Recorded data

— START —

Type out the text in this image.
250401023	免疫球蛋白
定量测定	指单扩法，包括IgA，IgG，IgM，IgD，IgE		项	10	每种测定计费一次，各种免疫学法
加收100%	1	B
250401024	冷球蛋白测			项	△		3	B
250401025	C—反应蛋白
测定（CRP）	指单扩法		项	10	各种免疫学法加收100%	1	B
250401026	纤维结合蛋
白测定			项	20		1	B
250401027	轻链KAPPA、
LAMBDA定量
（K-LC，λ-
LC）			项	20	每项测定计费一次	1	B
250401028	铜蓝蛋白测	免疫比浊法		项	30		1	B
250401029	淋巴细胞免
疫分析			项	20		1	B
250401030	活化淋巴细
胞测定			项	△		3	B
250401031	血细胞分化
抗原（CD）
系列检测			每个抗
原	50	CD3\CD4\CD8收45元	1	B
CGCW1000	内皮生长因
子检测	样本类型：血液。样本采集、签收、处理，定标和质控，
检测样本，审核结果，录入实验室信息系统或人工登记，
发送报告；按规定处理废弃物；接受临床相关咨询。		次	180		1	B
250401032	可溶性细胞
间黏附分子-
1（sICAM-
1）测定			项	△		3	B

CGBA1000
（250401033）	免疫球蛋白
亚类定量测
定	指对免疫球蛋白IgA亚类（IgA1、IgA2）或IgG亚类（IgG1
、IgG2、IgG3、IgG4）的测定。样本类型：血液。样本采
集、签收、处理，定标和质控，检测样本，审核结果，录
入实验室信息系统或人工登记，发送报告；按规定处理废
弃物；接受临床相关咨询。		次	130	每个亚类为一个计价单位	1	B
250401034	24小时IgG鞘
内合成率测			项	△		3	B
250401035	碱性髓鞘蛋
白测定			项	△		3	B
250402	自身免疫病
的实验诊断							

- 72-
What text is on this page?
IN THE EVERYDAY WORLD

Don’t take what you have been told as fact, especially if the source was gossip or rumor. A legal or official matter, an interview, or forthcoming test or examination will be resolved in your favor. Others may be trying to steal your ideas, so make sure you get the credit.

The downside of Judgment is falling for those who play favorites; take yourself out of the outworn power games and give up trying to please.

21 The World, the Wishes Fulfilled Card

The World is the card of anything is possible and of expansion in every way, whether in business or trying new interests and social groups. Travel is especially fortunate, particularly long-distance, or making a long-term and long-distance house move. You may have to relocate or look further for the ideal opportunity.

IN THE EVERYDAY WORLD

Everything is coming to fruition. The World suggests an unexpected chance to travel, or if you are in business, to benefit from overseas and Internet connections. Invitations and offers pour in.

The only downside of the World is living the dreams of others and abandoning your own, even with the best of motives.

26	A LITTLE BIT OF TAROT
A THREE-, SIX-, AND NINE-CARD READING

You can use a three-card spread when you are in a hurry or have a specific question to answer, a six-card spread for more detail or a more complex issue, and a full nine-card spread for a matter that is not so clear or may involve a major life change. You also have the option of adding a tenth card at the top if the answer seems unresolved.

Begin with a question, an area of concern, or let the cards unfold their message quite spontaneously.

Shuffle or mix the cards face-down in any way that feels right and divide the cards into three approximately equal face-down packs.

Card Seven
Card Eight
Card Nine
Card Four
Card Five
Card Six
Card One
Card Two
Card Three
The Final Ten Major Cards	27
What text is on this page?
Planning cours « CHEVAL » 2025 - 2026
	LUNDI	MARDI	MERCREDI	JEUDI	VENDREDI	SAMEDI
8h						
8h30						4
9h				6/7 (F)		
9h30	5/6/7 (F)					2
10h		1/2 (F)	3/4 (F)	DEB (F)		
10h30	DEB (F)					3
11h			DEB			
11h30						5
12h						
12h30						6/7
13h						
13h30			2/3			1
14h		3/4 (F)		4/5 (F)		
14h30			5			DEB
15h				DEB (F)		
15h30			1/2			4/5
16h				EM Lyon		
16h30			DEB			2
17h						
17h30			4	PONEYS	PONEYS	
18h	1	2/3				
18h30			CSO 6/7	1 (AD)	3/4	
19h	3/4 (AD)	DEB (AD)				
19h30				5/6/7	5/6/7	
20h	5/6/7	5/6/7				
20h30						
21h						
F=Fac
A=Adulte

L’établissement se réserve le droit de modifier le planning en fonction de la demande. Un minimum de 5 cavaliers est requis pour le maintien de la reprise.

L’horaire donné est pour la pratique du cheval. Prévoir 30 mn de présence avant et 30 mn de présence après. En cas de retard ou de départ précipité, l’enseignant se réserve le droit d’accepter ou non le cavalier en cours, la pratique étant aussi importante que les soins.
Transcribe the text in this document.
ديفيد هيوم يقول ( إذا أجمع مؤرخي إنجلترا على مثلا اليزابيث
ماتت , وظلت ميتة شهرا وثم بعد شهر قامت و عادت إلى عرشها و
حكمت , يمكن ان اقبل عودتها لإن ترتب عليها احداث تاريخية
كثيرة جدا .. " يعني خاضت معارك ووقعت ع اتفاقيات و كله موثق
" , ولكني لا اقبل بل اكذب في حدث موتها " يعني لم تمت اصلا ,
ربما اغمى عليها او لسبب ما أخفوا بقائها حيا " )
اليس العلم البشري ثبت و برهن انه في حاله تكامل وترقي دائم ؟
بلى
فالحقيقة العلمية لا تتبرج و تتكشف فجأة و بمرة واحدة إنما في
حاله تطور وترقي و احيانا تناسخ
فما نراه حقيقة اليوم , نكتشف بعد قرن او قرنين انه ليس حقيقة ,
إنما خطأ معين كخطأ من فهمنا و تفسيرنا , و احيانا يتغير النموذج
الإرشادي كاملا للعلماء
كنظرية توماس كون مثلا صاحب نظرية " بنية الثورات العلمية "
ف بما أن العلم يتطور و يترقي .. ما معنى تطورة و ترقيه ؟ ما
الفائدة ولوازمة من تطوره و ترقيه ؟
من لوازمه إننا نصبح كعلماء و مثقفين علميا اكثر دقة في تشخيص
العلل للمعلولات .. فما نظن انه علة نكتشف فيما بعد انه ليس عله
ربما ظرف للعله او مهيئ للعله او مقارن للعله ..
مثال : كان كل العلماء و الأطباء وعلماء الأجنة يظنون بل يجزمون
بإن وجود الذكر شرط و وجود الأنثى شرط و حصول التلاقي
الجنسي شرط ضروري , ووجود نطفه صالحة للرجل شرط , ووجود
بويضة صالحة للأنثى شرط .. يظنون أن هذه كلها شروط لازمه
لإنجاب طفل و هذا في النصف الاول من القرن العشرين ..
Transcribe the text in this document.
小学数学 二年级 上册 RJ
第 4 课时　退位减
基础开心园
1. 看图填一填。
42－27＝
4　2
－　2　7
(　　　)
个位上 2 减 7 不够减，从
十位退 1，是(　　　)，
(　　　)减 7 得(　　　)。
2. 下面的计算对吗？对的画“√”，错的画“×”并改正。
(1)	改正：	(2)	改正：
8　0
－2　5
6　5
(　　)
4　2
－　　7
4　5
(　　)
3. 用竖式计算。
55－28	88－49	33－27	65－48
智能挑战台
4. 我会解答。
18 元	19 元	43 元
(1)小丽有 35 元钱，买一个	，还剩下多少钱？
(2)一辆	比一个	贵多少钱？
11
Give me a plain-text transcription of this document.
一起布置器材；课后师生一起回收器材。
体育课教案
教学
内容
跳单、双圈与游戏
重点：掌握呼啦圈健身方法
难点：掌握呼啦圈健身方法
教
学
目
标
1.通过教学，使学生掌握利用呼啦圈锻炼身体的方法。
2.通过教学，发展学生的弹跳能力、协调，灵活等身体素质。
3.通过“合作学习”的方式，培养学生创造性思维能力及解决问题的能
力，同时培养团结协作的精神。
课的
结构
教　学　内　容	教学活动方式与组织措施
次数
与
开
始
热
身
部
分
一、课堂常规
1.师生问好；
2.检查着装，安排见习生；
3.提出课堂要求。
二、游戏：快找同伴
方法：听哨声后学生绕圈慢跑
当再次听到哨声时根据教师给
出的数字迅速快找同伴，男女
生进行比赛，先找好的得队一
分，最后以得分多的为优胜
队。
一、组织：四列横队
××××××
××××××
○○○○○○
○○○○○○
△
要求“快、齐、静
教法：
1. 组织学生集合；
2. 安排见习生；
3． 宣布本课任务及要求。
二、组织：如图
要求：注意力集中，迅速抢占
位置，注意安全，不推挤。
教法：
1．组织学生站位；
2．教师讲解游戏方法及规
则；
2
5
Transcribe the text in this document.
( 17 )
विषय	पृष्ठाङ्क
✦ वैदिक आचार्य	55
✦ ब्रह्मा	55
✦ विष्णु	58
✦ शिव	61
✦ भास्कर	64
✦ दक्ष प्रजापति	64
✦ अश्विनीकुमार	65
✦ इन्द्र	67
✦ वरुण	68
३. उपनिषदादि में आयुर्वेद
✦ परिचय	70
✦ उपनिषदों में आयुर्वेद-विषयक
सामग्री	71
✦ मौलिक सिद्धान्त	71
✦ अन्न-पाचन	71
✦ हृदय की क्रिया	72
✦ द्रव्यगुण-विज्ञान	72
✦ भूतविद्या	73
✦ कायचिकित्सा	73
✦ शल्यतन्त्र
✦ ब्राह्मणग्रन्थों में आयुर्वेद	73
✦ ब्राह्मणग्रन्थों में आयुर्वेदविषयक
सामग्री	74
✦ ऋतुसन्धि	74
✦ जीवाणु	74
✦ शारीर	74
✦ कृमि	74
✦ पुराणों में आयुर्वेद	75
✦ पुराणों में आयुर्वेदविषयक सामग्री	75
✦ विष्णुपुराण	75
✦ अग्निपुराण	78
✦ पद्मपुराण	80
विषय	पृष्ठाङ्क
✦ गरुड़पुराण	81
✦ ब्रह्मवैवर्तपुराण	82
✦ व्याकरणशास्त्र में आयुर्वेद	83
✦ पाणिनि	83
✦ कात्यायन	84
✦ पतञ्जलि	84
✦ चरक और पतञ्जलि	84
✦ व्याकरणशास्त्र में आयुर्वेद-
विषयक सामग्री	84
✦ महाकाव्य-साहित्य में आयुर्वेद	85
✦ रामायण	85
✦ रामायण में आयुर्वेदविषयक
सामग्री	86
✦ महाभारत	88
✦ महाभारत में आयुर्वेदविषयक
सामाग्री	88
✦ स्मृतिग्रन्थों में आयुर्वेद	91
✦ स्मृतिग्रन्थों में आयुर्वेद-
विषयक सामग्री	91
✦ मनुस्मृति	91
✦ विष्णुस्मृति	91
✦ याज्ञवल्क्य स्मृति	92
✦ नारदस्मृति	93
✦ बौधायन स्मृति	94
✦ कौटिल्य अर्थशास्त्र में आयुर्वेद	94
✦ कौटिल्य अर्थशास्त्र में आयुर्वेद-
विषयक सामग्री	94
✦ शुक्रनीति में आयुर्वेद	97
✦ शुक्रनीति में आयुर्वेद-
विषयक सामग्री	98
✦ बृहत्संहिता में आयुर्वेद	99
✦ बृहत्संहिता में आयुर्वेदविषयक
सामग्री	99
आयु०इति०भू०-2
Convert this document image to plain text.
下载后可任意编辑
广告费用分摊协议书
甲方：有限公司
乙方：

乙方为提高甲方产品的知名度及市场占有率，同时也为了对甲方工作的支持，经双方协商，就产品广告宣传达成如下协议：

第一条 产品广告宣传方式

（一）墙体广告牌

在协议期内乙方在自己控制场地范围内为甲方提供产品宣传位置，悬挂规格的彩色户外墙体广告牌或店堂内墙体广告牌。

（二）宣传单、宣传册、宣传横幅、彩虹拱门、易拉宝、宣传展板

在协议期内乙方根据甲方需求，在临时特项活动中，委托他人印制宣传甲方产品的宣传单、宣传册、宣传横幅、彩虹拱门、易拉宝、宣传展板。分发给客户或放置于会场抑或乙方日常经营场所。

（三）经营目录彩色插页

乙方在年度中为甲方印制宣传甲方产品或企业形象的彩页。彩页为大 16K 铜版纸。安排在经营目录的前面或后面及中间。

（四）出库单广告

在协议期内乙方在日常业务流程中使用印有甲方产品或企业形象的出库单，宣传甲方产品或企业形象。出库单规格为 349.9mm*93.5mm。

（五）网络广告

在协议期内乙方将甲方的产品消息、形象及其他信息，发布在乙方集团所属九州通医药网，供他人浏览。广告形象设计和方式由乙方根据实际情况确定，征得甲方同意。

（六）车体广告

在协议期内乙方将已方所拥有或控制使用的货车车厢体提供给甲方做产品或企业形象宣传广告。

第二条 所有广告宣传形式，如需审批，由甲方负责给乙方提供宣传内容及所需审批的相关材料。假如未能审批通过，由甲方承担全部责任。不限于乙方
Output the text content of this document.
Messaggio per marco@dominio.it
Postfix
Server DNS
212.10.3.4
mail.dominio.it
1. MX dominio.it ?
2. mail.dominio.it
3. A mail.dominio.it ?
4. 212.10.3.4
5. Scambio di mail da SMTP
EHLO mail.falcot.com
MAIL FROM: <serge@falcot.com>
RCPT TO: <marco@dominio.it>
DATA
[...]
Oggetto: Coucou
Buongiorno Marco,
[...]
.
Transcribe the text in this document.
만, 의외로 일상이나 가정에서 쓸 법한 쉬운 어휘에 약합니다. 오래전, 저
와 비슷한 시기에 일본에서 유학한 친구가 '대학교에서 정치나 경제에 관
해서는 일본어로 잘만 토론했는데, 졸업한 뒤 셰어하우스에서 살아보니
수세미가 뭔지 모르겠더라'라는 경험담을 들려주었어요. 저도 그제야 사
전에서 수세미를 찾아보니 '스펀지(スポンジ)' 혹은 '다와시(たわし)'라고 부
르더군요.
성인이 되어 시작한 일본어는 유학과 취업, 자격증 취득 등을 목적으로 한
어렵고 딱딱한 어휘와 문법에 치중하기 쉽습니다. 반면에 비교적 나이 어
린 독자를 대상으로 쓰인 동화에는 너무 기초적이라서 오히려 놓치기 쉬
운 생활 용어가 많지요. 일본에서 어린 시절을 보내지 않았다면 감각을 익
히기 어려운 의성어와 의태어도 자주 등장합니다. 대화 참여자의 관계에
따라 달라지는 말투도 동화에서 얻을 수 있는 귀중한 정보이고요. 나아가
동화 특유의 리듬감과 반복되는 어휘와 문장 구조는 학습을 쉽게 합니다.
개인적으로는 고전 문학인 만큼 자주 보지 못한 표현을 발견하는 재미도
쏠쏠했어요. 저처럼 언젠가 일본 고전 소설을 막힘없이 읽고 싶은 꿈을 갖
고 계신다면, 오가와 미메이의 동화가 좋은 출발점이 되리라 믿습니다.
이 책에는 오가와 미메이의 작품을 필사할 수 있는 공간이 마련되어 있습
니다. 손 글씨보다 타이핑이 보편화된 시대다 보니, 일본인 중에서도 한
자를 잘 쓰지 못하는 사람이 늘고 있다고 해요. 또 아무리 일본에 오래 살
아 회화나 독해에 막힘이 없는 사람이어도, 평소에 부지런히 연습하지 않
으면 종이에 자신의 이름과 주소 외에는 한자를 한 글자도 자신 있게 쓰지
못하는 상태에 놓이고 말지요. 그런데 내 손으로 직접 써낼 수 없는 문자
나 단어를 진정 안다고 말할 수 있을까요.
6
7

— END —

▸ WHAT TO DO: Gather all lines from the records above in which "接受临床相关咨询" appears.

▸ COMPLETED EXERCISE:
发送报告；按规定处理废弃物；接受临床相关咨询。		次	180		1	B
弃物；接受临床相关咨询。		次	130	每个亚类为一个计价单位	1	B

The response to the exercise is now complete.